--- Begin Source material ---

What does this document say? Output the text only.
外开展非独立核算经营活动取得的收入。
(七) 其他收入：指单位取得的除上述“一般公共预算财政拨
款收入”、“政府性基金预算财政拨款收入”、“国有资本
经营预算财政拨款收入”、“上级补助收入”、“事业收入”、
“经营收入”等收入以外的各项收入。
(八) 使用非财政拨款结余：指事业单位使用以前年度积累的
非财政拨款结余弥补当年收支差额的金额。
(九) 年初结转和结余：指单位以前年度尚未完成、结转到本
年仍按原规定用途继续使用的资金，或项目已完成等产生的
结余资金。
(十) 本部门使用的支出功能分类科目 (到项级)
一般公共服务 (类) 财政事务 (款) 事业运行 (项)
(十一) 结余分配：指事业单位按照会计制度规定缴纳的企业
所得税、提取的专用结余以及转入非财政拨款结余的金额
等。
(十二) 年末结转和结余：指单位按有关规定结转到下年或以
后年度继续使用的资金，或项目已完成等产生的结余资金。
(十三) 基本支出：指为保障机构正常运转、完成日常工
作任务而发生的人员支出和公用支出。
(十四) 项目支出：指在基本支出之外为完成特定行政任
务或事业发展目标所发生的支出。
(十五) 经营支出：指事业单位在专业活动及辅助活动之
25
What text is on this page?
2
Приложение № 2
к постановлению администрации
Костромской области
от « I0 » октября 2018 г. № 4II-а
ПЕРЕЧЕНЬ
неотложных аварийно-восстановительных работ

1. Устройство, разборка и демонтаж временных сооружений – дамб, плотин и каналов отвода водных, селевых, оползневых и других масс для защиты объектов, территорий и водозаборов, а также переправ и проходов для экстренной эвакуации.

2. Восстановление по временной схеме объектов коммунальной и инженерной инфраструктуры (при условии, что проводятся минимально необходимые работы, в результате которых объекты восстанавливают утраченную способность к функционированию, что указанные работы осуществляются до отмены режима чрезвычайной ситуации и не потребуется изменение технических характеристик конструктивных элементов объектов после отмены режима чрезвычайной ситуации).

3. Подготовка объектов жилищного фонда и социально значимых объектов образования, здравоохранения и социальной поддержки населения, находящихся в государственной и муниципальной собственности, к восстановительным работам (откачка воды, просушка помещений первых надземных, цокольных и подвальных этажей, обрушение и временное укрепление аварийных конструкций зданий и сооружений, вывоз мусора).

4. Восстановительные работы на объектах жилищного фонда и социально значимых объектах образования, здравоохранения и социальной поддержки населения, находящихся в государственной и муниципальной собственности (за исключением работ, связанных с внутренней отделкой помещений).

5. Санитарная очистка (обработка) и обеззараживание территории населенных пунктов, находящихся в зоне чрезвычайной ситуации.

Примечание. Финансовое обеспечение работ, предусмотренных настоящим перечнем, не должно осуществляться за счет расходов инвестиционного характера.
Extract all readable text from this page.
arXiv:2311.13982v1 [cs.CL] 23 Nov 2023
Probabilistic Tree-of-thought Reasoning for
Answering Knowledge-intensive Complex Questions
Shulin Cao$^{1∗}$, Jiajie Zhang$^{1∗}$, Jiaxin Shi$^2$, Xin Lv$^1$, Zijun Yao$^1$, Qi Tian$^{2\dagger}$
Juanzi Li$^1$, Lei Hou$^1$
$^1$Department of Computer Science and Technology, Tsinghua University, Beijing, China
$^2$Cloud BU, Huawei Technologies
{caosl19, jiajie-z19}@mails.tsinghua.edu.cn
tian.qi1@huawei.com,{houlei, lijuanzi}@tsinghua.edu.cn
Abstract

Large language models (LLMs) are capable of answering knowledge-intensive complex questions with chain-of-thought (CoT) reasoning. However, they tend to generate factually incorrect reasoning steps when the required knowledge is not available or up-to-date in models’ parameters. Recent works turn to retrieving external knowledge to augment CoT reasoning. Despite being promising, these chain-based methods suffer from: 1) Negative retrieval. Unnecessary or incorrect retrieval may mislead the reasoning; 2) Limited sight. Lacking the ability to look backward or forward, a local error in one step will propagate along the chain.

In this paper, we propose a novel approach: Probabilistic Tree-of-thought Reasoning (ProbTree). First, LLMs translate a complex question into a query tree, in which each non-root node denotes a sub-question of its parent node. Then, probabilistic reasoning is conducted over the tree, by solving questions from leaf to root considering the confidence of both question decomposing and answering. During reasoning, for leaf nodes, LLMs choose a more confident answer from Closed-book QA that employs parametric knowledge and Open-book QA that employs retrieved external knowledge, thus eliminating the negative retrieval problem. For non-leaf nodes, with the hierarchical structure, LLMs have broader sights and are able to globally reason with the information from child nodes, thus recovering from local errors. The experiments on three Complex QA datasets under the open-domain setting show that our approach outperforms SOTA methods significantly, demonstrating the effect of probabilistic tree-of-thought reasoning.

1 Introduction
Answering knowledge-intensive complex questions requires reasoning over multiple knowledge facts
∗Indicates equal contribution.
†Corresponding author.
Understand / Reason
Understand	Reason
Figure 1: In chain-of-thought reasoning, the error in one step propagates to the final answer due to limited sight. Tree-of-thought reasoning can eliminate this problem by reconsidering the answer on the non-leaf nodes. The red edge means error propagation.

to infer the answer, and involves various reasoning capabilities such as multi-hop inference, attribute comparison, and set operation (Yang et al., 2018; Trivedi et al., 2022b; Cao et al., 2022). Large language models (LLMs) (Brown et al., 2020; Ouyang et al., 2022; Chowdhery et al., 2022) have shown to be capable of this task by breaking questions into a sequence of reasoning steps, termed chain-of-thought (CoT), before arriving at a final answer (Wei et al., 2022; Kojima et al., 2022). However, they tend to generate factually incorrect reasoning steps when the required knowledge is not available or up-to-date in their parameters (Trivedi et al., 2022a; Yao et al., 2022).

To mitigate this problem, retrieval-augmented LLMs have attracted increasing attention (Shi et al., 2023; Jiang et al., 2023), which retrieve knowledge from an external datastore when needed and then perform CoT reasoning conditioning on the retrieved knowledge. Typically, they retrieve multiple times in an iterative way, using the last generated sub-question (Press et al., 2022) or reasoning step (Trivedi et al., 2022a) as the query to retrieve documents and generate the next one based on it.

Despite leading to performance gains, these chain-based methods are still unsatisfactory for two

--- End Source material ---

▸ **Short problem**: List every line above containing the word "intensive".

▸ **Exercise response**:
Answering Knowledge-intensive Complex Questions
Large language models (LLMs) are capable of answering knowledge-intensive complex questions with chain-of-thought (CoT) reasoning. However, they tend to generate factually incorrect reasoning steps when the required knowledge is not available or up-to-date in models’ parameters. Recent works turn to retrieving external knowledge to augment CoT reasoning. Despite being promising, these chain-based methods suffer from: 1) Negative retrieval. Unnecessary or incorrect retrieval may mislead the reasoning; 2) Limited sight. Lacking the ability to look backward or forward, a local error in one step will propagate along the chain.
Answering knowledge-intensive complex questions requires reasoning over multiple knowledge facts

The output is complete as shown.